>> Start Records to process

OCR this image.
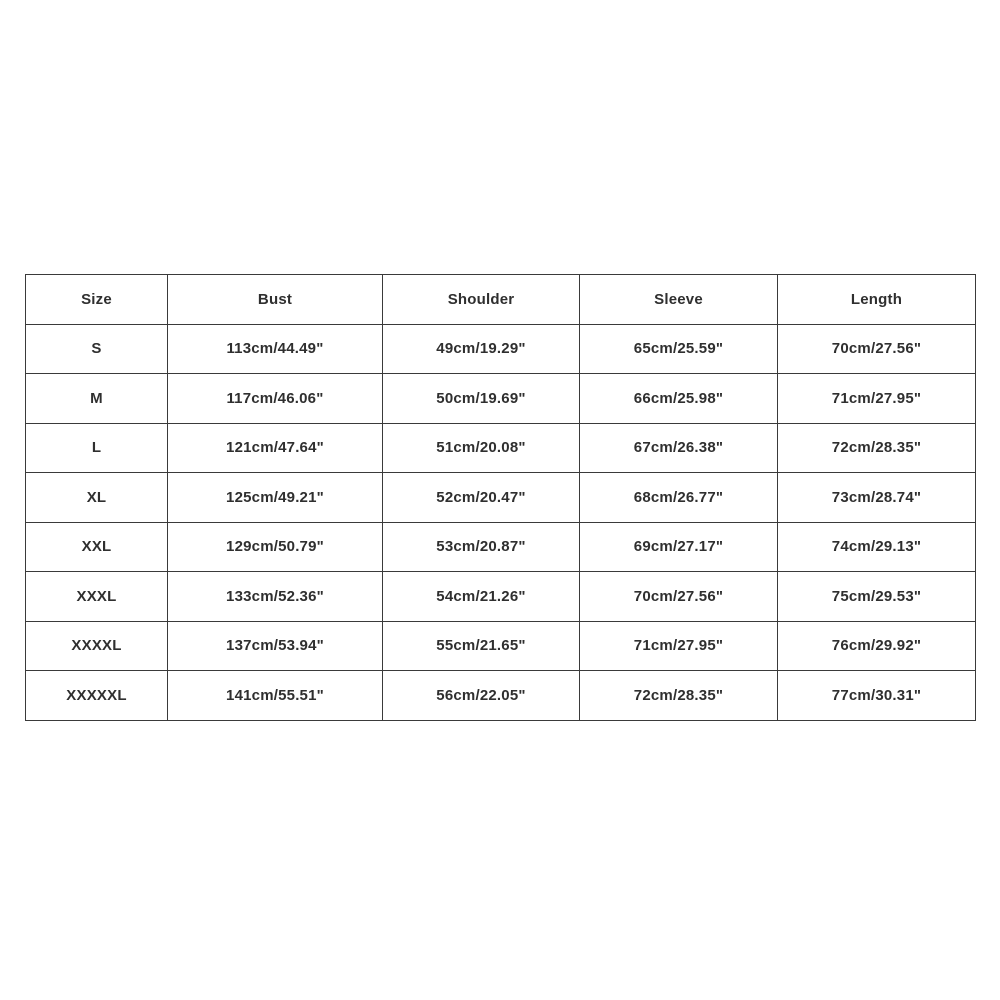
Size	Bust	Shoulder	Sleeve	Length
S	113cm/44.49"	49cm/19.29"	65cm/25.59"	70cm/27.56"
M	117cm/46.06"	50cm/19.69"	66cm/25.98"	71cm/27.95"
L	121cm/47.64"	51cm/20.08"	67cm/26.38"	72cm/28.35"
XL	125cm/49.21"	52cm/20.47"	68cm/26.77"	73cm/28.74"
XXL	129cm/50.79"	53cm/20.87"	69cm/27.17"	74cm/29.13"
XXXL	133cm/52.36"	54cm/21.26"	70cm/27.56"	75cm/29.53"
XXXXL	137cm/53.94"	55cm/21.65"	71cm/27.95"	76cm/29.92"
XXXXXL	141cm/55.51"	56cm/22.05"	72cm/28.35"	77cm/30.31"
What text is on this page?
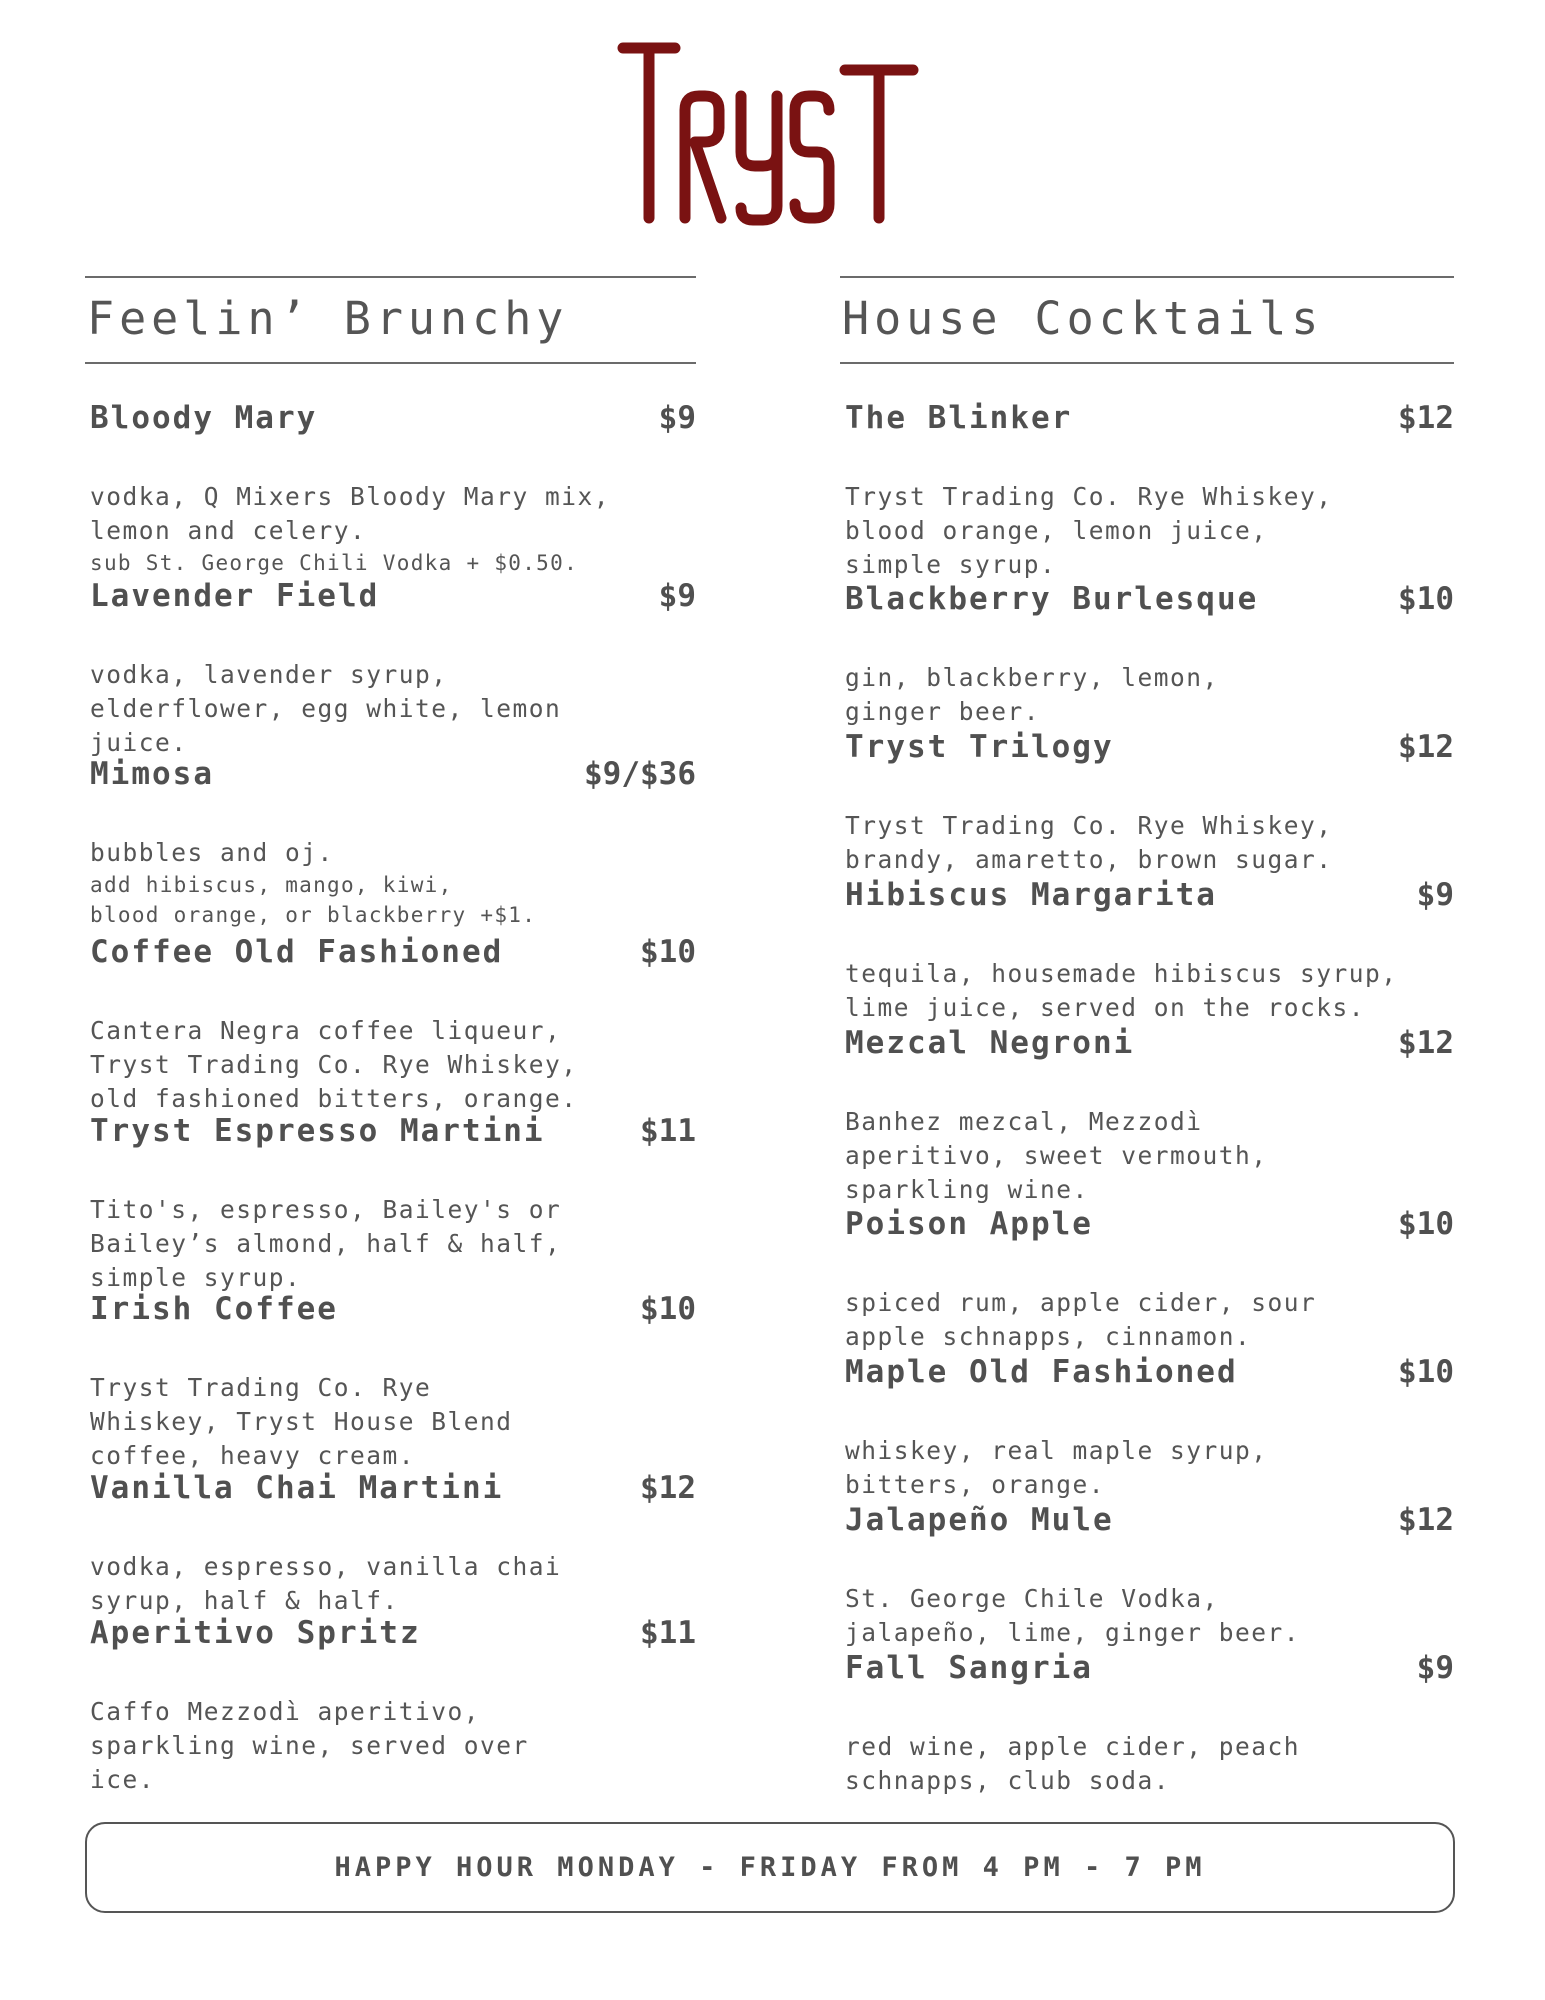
Feelin’ Brunchy
Bloody Mary	$9

vodka, Q Mixers Bloody Mary mix,
lemon and celery.

sub St. George Chili Vodka + $0.50.

Lavender Field	$9

vodka, lavender syrup,
elderflower, egg white, lemon
juice.

Mimosa	$9/$36

bubbles and oj.

add hibiscus, mango, kiwi,
blood orange, or blackberry +$1.

Coffee Old Fashioned	$10

Cantera Negra coffee liqueur,
Tryst Trading Co. Rye Whiskey,
old fashioned bitters, orange.

Tryst Espresso Martini	$11

Tito's, espresso, Bailey's or
Bailey’s almond, half & half,
simple syrup.

Irish Coffee	$10

Tryst Trading Co. Rye
Whiskey, Tryst House Blend
coffee, heavy cream.

Vanilla Chai Martini	$12

vodka, espresso, vanilla chai
syrup, half & half.

Aperitivo Spritz	$11

Caffo Mezzodì aperitivo,
sparkling wine, served over
ice.

House Cocktails
The Blinker	$12

Tryst Trading Co. Rye Whiskey,
blood orange, lemon juice,
simple syrup.

Blackberry Burlesque	$10

gin, blackberry, lemon,
ginger beer.

Tryst Trilogy	$12

Tryst Trading Co. Rye Whiskey,
brandy, amaretto, brown sugar.

Hibiscus Margarita	$9

tequila, housemade hibiscus syrup,
lime juice, served on the rocks.

Mezcal Negroni	$12

Banhez mezcal, Mezzodì
aperitivo, sweet vermouth,
sparkling wine.

Poison Apple	$10

spiced rum, apple cider, sour
apple schnapps, cinnamon.

Maple Old Fashioned	$10

whiskey, real maple syrup,
bitters, orange.

Jalapeño Mule	$12

St. George Chile Vodka,
jalapeño, lime, ginger beer.

Fall Sangria	$9

red wine, apple cider, peach
schnapps, club soda.

HAPPY HOUR MONDAY - FRIDAY FROM 4 PM - 7 PM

>> End Records to process

▶ Work to be completed
Images must not appear in the copy; reproduce everything else in the records verbatim.

▶ Result of this exercise
OCR this image.
Size	Bust	Shoulder	Sleeve	Length
S	113cm/44.49"	49cm/19.29"	65cm/25.59"	70cm/27.56"
M	117cm/46.06"	50cm/19.69"	66cm/25.98"	71cm/27.95"
L	121cm/47.64"	51cm/20.08"	67cm/26.38"	72cm/28.35"
XL	125cm/49.21"	52cm/20.47"	68cm/26.77"	73cm/28.74"
XXL	129cm/50.79"	53cm/20.87"	69cm/27.17"	74cm/29.13"
XXXL	133cm/52.36"	54cm/21.26"	70cm/27.56"	75cm/29.53"
XXXXL	137cm/53.94"	55cm/21.65"	71cm/27.95"	76cm/29.92"
XXXXXL	141cm/55.51"	56cm/22.05"	72cm/28.35"	77cm/30.31"
What text is on this page?
Feelin’ Brunchy
Bloody Mary	$9

vodka, Q Mixers Bloody Mary mix,
lemon and celery.

sub St. George Chili Vodka + $0.50.

Lavender Field	$9

vodka, lavender syrup,
elderflower, egg white, lemon
juice.

Mimosa	$9/$36

bubbles and oj.

add hibiscus, mango, kiwi,
blood orange, or blackberry +$1.

Coffee Old Fashioned	$10

Cantera Negra coffee liqueur,
Tryst Trading Co. Rye Whiskey,
old fashioned bitters, orange.

Tryst Espresso Martini	$11

Tito's, espresso, Bailey's or
Bailey’s almond, half & half,
simple syrup.

Irish Coffee	$10

Tryst Trading Co. Rye
Whiskey, Tryst House Blend
coffee, heavy cream.

Vanilla Chai Martini	$12

vodka, espresso, vanilla chai
syrup, half & half.

Aperitivo Spritz	$11

Caffo Mezzodì aperitivo,
sparkling wine, served over
ice.

House Cocktails
The Blinker	$12

Tryst Trading Co. Rye Whiskey,
blood orange, lemon juice,
simple syrup.

Blackberry Burlesque	$10

gin, blackberry, lemon,
ginger beer.

Tryst Trilogy	$12

Tryst Trading Co. Rye Whiskey,
brandy, amaretto, brown sugar.

Hibiscus Margarita	$9

tequila, housemade hibiscus syrup,
lime juice, served on the rocks.

Mezcal Negroni	$12

Banhez mezcal, Mezzodì
aperitivo, sweet vermouth,
sparkling wine.

Poison Apple	$10

spiced rum, apple cider, sour
apple schnapps, cinnamon.

Maple Old Fashioned	$10

whiskey, real maple syrup,
bitters, orange.

Jalapeño Mule	$12

St. George Chile Vodka,
jalapeño, lime, ginger beer.

Fall Sangria	$9

red wine, apple cider, peach
schnapps, club soda.

HAPPY HOUR MONDAY - FRIDAY FROM 4 PM - 7 PM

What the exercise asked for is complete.